(Data listing)
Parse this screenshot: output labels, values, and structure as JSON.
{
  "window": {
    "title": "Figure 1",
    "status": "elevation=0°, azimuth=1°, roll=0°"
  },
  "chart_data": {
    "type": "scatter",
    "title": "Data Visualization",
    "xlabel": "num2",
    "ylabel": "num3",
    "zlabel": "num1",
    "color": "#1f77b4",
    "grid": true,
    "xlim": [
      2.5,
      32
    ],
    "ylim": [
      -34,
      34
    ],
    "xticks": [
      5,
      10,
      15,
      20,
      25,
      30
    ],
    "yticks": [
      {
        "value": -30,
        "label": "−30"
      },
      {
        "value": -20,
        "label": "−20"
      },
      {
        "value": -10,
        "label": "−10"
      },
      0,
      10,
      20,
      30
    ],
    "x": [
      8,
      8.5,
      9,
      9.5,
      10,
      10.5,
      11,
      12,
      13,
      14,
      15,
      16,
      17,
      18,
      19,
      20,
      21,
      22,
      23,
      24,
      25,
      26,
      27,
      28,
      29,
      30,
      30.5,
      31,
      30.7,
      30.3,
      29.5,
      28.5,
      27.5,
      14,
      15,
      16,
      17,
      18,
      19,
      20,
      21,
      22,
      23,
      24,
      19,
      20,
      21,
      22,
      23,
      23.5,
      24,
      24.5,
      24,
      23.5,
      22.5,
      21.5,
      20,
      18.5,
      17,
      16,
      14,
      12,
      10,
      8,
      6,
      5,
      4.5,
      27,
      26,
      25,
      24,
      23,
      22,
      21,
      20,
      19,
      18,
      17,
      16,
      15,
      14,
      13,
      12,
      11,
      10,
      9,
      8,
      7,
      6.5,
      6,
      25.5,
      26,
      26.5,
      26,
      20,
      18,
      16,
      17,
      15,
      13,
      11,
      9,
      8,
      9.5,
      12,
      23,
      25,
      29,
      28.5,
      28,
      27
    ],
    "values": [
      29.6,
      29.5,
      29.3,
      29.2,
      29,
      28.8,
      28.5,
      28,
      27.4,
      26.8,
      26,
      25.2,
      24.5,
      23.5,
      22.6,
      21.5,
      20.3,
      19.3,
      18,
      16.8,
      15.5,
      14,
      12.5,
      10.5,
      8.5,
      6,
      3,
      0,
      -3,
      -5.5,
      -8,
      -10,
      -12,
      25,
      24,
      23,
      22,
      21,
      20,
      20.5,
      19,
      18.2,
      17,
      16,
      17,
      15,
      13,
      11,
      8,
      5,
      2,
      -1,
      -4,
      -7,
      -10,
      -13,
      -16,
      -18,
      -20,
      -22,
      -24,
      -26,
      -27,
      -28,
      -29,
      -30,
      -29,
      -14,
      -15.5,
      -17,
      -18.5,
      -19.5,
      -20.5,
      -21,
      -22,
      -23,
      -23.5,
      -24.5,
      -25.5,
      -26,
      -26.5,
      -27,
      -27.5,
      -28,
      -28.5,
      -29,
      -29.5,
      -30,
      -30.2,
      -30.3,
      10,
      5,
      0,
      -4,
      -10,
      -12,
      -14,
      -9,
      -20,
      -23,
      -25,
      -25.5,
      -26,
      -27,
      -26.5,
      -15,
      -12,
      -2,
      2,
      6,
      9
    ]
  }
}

> **WORK TO COMPLETE**
Print back all the lines verbatim.

> **RESULT FOR THIS EXERCISE**
Parse this screenshot: output labels, values, and structure as JSON.
{
  "window": {
    "title": "Figure 1",
    "status": "elevation=0°, azimuth=1°, roll=0°"
  },
  "chart_data": {
    "type": "scatter",
    "title": "Data Visualization",
    "xlabel": "num2",
    "ylabel": "num3",
    "zlabel": "num1",
    "color": "#1f77b4",
    "grid": true,
    "xlim": [
      2.5,
      32
    ],
    "ylim": [
      -34,
      34
    ],
    "xticks": [
      5,
      10,
      15,
      20,
      25,
      30
    ],
    "yticks": [
      {
        "value": -30,
        "label": "−30"
      },
      {
        "value": -20,
        "label": "−20"
      },
      {
        "value": -10,
        "label": "−10"
      },
      0,
      10,
      20,
      30
    ],
    "x": [
      8,
      8.5,
      9,
      9.5,
      10,
      10.5,
      11,
      12,
      13,
      14,
      15,
      16,
      17,
      18,
      19,
      20,
      21,
      22,
      23,
      24,
      25,
      26,
      27,
      28,
      29,
      30,
      30.5,
      31,
      30.7,
      30.3,
      29.5,
      28.5,
      27.5,
      14,
      15,
      16,
      17,
      18,
      19,
      20,
      21,
      22,
      23,
      24,
      19,
      20,
      21,
      22,
      23,
      23.5,
      24,
      24.5,
      24,
      23.5,
      22.5,
      21.5,
      20,
      18.5,
      17,
      16,
      14,
      12,
      10,
      8,
      6,
      5,
      4.5,
      27,
      26,
      25,
      24,
      23,
      22,
      21,
      20,
      19,
      18,
      17,
      16,
      15,
      14,
      13,
      12,
      11,
      10,
      9,
      8,
      7,
      6.5,
      6,
      25.5,
      26,
      26.5,
      26,
      20,
      18,
      16,
      17,
      15,
      13,
      11,
      9,
      8,
      9.5,
      12,
      23,
      25,
      29,
      28.5,
      28,
      27
    ],
    "values": [
      29.6,
      29.5,
      29.3,
      29.2,
      29,
      28.8,
      28.5,
      28,
      27.4,
      26.8,
      26,
      25.2,
      24.5,
      23.5,
      22.6,
      21.5,
      20.3,
      19.3,
      18,
      16.8,
      15.5,
      14,
      12.5,
      10.5,
      8.5,
      6,
      3,
      0,
      -3,
      -5.5,
      -8,
      -10,
      -12,
      25,
      24,
      23,
      22,
      21,
      20,
      20.5,
      19,
      18.2,
      17,
      16,
      17,
      15,
      13,
      11,
      8,
      5,
      2,
      -1,
      -4,
      -7,
      -10,
      -13,
      -16,
      -18,
      -20,
      -22,
      -24,
      -26,
      -27,
      -28,
      -29,
      -30,
      -29,
      -14,
      -15.5,
      -17,
      -18.5,
      -19.5,
      -20.5,
      -21,
      -22,
      -23,
      -23.5,
      -24.5,
      -25.5,
      -26,
      -26.5,
      -27,
      -27.5,
      -28,
      -28.5,
      -29,
      -29.5,
      -30,
      -30.2,
      -30.3,
      10,
      5,
      0,
      -4,
      -10,
      -12,
      -14,
      -9,
      -20,
      -23,
      -25,
      -25.5,
      -26,
      -27,
      -26.5,
      -15,
      -12,
      -2,
      2,
      6,
      9
    ]
  }
}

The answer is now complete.